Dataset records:
*-*-*

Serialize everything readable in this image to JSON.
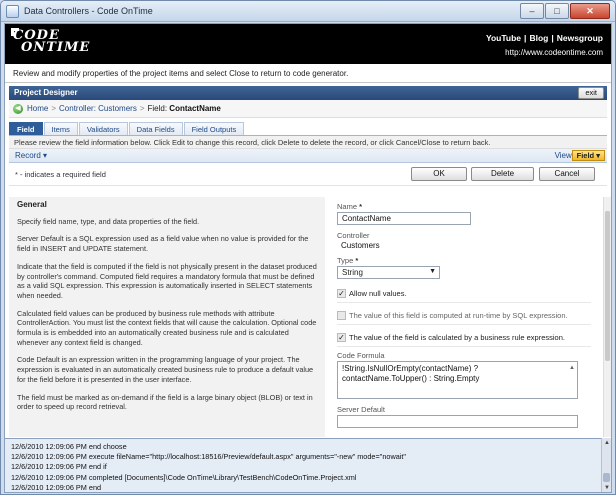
{
  "window": {
    "title": "Data Controllers - Code OnTime",
    "controls": [
      "–",
      "□",
      "✕"
    ]
  },
  "header": {
    "logo_line1": "CODE",
    "logo_line2": "ONTIME",
    "links": [
      "YouTube",
      "Blog",
      "Newsgroup"
    ],
    "link_sep": "|",
    "url": "http://www.codeontime.com"
  },
  "intro": "Review and modify properties of the project items and select Close to return to code generator.",
  "designer": {
    "title": "Project Designer",
    "exit_label": "exit"
  },
  "breadcrumb": {
    "home": "Home",
    "sep": ">",
    "controller": "Controller: Customers",
    "field_prefix": "Field:",
    "field_name": "ContactName"
  },
  "tabs": [
    "Field",
    "Items",
    "Validators",
    "Data Fields",
    "Field Outputs"
  ],
  "description": "Please review the field information below. Click Edit to change this record, click Delete to delete the record, or click Cancel/Close to return back.",
  "record_menu": "Record",
  "view": {
    "label": "View:",
    "value": "Field"
  },
  "required_note": "* - indicates a required field",
  "buttons": {
    "ok": "OK",
    "delete": "Delete",
    "cancel": "Cancel"
  },
  "help": {
    "heading": "General",
    "paragraphs": [
      "Specify field name, type, and data properties of the field.",
      "Server Default is a SQL expression used as a field value when no value is provided for the field in INSERT and UPDATE statement.",
      "Indicate that the field is computed if the field is not physically present in the dataset produced by controller's command. Computed field requires a mandatory formula that must be defined as a valid SQL expression. This expression is automatically inserted in SELECT statements when needed.",
      "Calculated field values can be produced by business rule methods with attribute ControllerAction. You must list the context fields that will cause the calculation. Optional code formula is is embedded into an automatically created business rule and is calculated whenever any context field is changed.",
      "Code Default is an expression written in the programming language of your project. The expression is evaluated in an automatically created business rule to produce a default value for the field before it is presented in the user interface.",
      "The field must be marked as on-demand if the field is a large binary object (BLOB) or text in order to speed up record retrieval."
    ]
  },
  "form": {
    "name_label": "Name",
    "required_mark": "*",
    "name_value": "ContactName",
    "controller_label": "Controller",
    "controller_value": "Customers",
    "type_label": "Type",
    "type_value": "String",
    "allow_null_label": "Allow null values.",
    "computed_label": "The value of this field is computed at run-time by SQL expression.",
    "calculated_label": "The value of the field is calculated by a business rule expression.",
    "code_formula_label": "Code Formula",
    "code_formula_line1": "!String.IsNullOrEmpty(contactName) ?",
    "code_formula_line2": "contactName.ToUpper() : String.Empty",
    "server_default_label": "Server Default"
  },
  "log": [
    "12/6/2010 12:09:06 PM end choose",
    "12/6/2010 12:09:06 PM execute fileName=\"http://localhost:18516/Preview/default.aspx\" arguments=\"-new\" mode=\"nowait\"",
    "12/6/2010 12:09:06 PM end if",
    "12/6/2010 12:09:06 PM completed [Documents]\\Code OnTime\\Library\\TestBench\\CodeOnTime.Project.xml",
    "12/6/2010 12:09:06 PM end"
  ]
}
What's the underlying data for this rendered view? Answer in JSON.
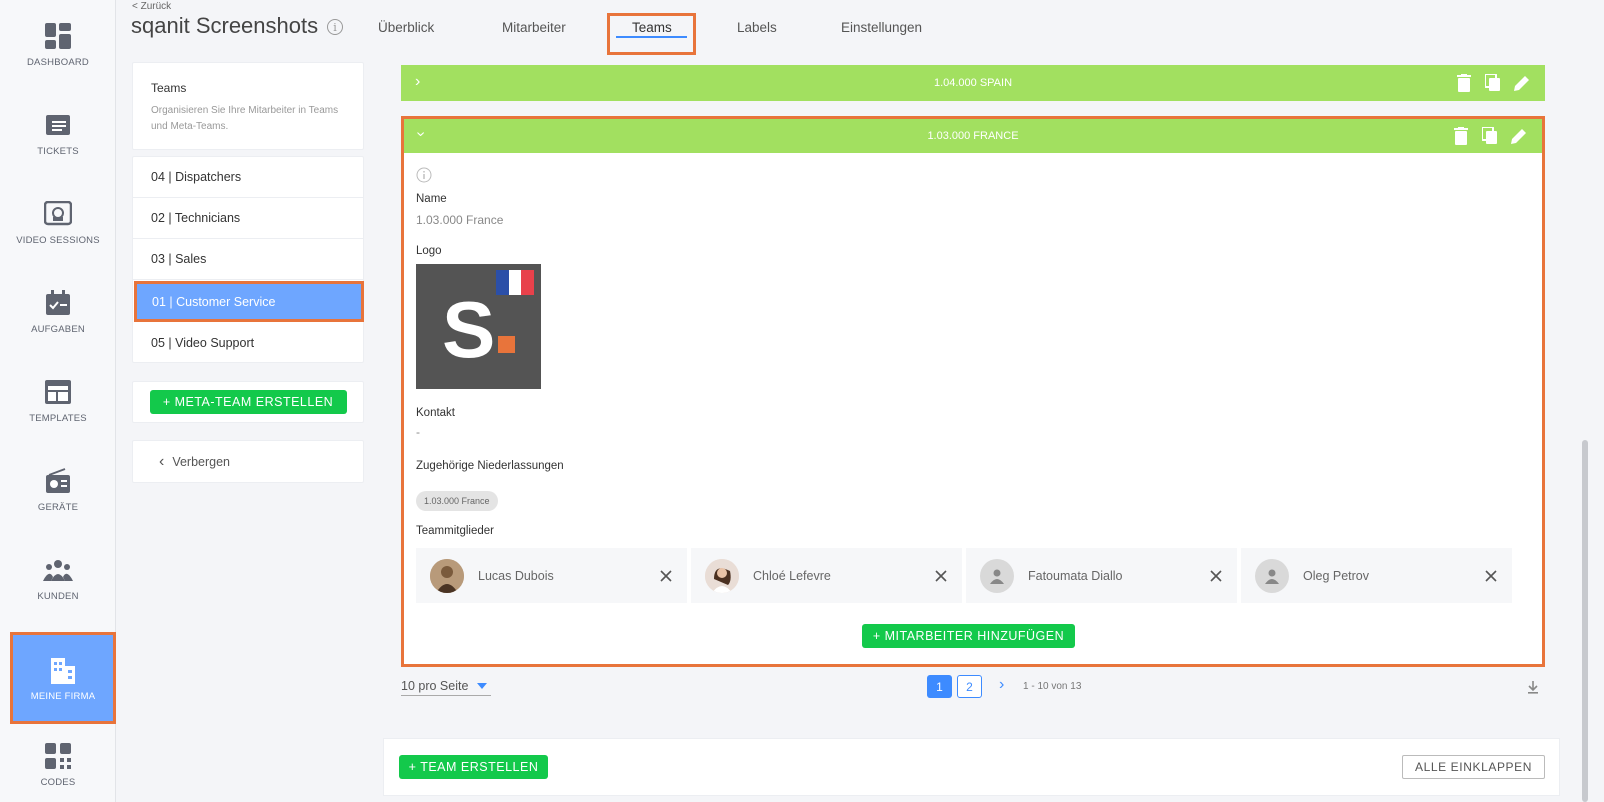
{
  "nav": {
    "items": [
      {
        "label": "DASHBOARD",
        "icon": "dashboard-icon"
      },
      {
        "label": "TICKETS",
        "icon": "ticket-icon"
      },
      {
        "label": "VIDEO SESSIONS",
        "icon": "video-session-icon"
      },
      {
        "label": "AUFGABEN",
        "icon": "calendar-check-icon"
      },
      {
        "label": "TEMPLATES",
        "icon": "template-icon"
      },
      {
        "label": "GERÄTE",
        "icon": "radio-icon"
      },
      {
        "label": "KUNDEN",
        "icon": "people-icon"
      },
      {
        "label": "MEINE FIRMA",
        "icon": "building-icon"
      },
      {
        "label": "CODES",
        "icon": "qr-code-icon"
      }
    ],
    "active": "MEINE FIRMA"
  },
  "header": {
    "back": "< Zurück",
    "title": "sqanit Screenshots",
    "info_glyph": "i",
    "tabs": [
      "Überblick",
      "Mitarbeiter",
      "Teams",
      "Labels",
      "Einstellungen"
    ],
    "active_tab": "Teams"
  },
  "sidebar": {
    "info_title": "Teams",
    "info_text": "Organisieren Sie Ihre Mitarbeiter in Teams und Meta-Teams.",
    "teams": [
      "04 | Dispatchers",
      "02 | Technicians",
      "03 | Sales",
      "01 | Customer Service",
      "05 | Video Support"
    ],
    "selected_team": "01 | Customer Service",
    "meta_button": "+ META-TEAM ERSTELLEN",
    "hide_label": "Verbergen"
  },
  "main": {
    "collapsed_team": "1.04.000 SPAIN",
    "expanded_team": "1.03.000 FRANCE",
    "fields": {
      "name_label": "Name",
      "name_value": "1.03.000 France",
      "logo_label": "Logo",
      "logo_letter": "S",
      "contact_label": "Kontakt",
      "contact_value": "-",
      "branches_label": "Zugehörige Niederlassungen",
      "branch_chip": "1.03.000 France",
      "members_label": "Teammitglieder"
    },
    "members": [
      {
        "name": "Lucas Dubois",
        "avatar": "photo"
      },
      {
        "name": "Chloé Lefevre",
        "avatar": "photo"
      },
      {
        "name": "Fatoumata Diallo",
        "avatar": "placeholder"
      },
      {
        "name": "Oleg Petrov",
        "avatar": "placeholder"
      }
    ],
    "add_member_button": "+ MITARBEITER HINZUFÜGEN"
  },
  "pagination": {
    "per_page": "10 pro Seite",
    "pages": [
      "1",
      "2"
    ],
    "current_page": "1",
    "range": "1 - 10 von 13"
  },
  "footer": {
    "create_team": "+ TEAM ERSTELLEN",
    "collapse_all": "ALLE EINKLAPPEN"
  },
  "colors": {
    "accent_blue": "#3d8bff",
    "active_blue": "#6ea6ff",
    "team_bar_green": "#a2e060",
    "button_green": "#13c94b",
    "highlight_orange": "#e8743b"
  }
}
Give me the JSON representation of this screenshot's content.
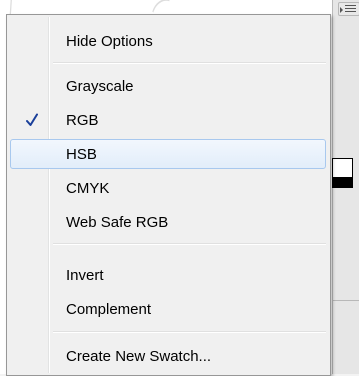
{
  "menu": {
    "items": [
      {
        "label": "Hide Options",
        "checked": false,
        "highlighted": false
      },
      {
        "label": "Grayscale",
        "checked": false,
        "highlighted": false
      },
      {
        "label": "RGB",
        "checked": true,
        "highlighted": false
      },
      {
        "label": "HSB",
        "checked": false,
        "highlighted": true
      },
      {
        "label": "CMYK",
        "checked": false,
        "highlighted": false
      },
      {
        "label": "Web Safe RGB",
        "checked": false,
        "highlighted": false
      },
      {
        "label": "Invert",
        "checked": false,
        "highlighted": false
      },
      {
        "label": "Complement",
        "checked": false,
        "highlighted": false
      },
      {
        "label": "Create New Swatch...",
        "checked": false,
        "highlighted": false
      }
    ]
  },
  "colors": {
    "highlight_border": "#a8c8ee",
    "check_mark": "#1a3f9a",
    "menu_background": "#f0f0f0"
  },
  "icons": {
    "check": "check-icon",
    "panel_menu": "panel-menu-icon"
  }
}
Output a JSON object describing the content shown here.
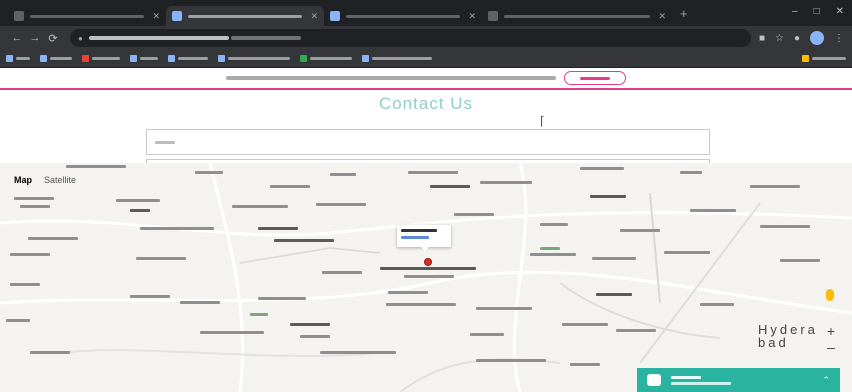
{
  "browser": {
    "tabs": [
      {
        "label": "",
        "active": false
      },
      {
        "label": "",
        "active": true
      },
      {
        "label": "",
        "active": false
      },
      {
        "label": "",
        "active": false
      }
    ],
    "new_tab_glyph": "+",
    "window_controls": [
      "–",
      "□",
      "✕"
    ],
    "toolbar": {
      "back_glyph": "←",
      "forward_glyph": "→",
      "reload_glyph": "⟳",
      "url": ""
    }
  },
  "wix_banner": {
    "message": "",
    "start_button_label": ""
  },
  "page": {
    "title": "Contact Us",
    "name_field_placeholder": ""
  },
  "map": {
    "map_type_map": "Map",
    "map_type_satellite": "Satellite",
    "city_label": "Hyderabad",
    "zoom_in": "+",
    "zoom_out": "–",
    "popup_title": "",
    "popup_link": ""
  },
  "chat_widget": {
    "title": "",
    "subtitle": "",
    "caret": "⌃"
  },
  "colors": {
    "accent_pink": "#e23d8a",
    "title_teal": "#8fcfc9",
    "chat_teal": "#2bb3a2",
    "pin_red": "#d93025"
  }
}
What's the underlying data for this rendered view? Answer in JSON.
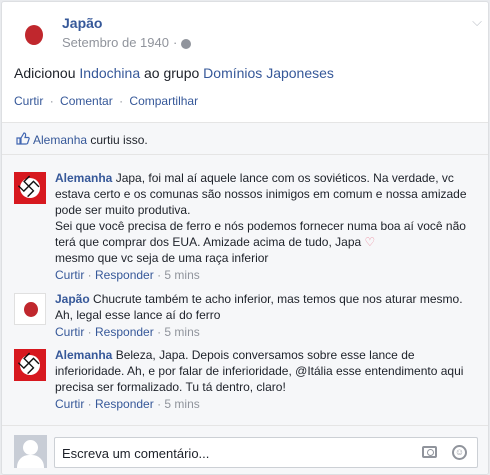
{
  "post": {
    "author": "Japão",
    "date": "Setembro de 1940",
    "date_sep": "·",
    "story": {
      "prefix": "Adicionou ",
      "target": "Indochina",
      "middle": " ao grupo ",
      "group": "Domínios Japoneses"
    },
    "actions": {
      "like": "Curtir",
      "comment": "Comentar",
      "share": "Compartilhar",
      "sep": "·"
    }
  },
  "likes": {
    "who": "Alemanha",
    "text": " curtiu isso."
  },
  "comments": [
    {
      "author": "Alemanha",
      "lines": [
        "Japa, foi mal aí aquele lance com os soviéticos. Na verdade, vc",
        "estava certo e os comunas são nossos inimigos em comum e nossa amizade",
        "pode ser muito produtiva.",
        "Sei que você precisa de ferro e nós podemos fornecer numa boa aí você não",
        "terá que comprar dos EUA. Amizade acima de tudo, Japa",
        "mesmo que vc seja de uma raça inferior"
      ],
      "like": "Curtir",
      "reply": "Responder",
      "time": "5 mins"
    },
    {
      "author": "Japão",
      "lines": [
        "Chucrute também te acho inferior, mas temos que nos aturar mesmo.",
        "Ah, legal esse lance aí do ferro"
      ],
      "like": "Curtir",
      "reply": "Responder",
      "time": "5 mins"
    },
    {
      "author": "Alemanha",
      "lines": [
        "Beleza, Japa. Depois conversamos sobre esse lance de",
        "inferioridade. Ah, e por falar de inferioridade, @Itália esse entendimento aqui",
        "precisa ser formalizado. Tu tá dentro, claro!"
      ],
      "like": "Curtir",
      "reply": "Responder",
      "time": "5 mins"
    }
  ],
  "reply_box": {
    "placeholder": "Escreva um comentário..."
  },
  "icons": {
    "swastika_glyph": "卐",
    "heart_glyph": "♡",
    "chevron_glyph": "⌵",
    "smile_glyph": "☺"
  },
  "colors": {
    "link": "#365899",
    "japan_red": "#c0272d",
    "germany_red": "#d7181f"
  }
}
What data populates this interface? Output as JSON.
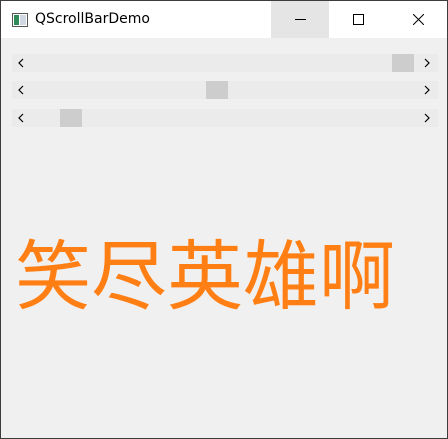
{
  "window": {
    "title": "QScrollBarDemo",
    "app_icon": "qt-window-icon",
    "controls": {
      "minimize": "minimize-icon",
      "maximize": "maximize-icon",
      "close": "close-icon"
    }
  },
  "scrollbars": [
    {
      "name": "scrollbar-1",
      "value_fraction": 0.96
    },
    {
      "name": "scrollbar-2",
      "value_fraction": 0.47
    },
    {
      "name": "scrollbar-3",
      "value_fraction": 0.08
    }
  ],
  "label": {
    "text": "笑尽英雄啊",
    "color": "#ff7f15"
  }
}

*-*-*

■ Instructions for the task
Your task is to repeat exactly the lines from the one containing "What data populates" through the end of the material, both included, and only those, without pictures.

■ Written response
What data populates this interface? Output as JSON.
{
  "window": {
    "title": "QScrollBarDemo",
    "app_icon": "qt-window-icon",
    "controls": {
      "minimize": "minimize-icon",
      "maximize": "maximize-icon",
      "close": "close-icon"
    }
  },
  "scrollbars": [
    {
      "name": "scrollbar-1",
      "value_fraction": 0.96
    },
    {
      "name": "scrollbar-2",
      "value_fraction": 0.47
    },
    {
      "name": "scrollbar-3",
      "value_fraction": 0.08
    }
  ],
  "label": {
    "text": "笑尽英雄啊",
    "color": "#ff7f15"
  }
}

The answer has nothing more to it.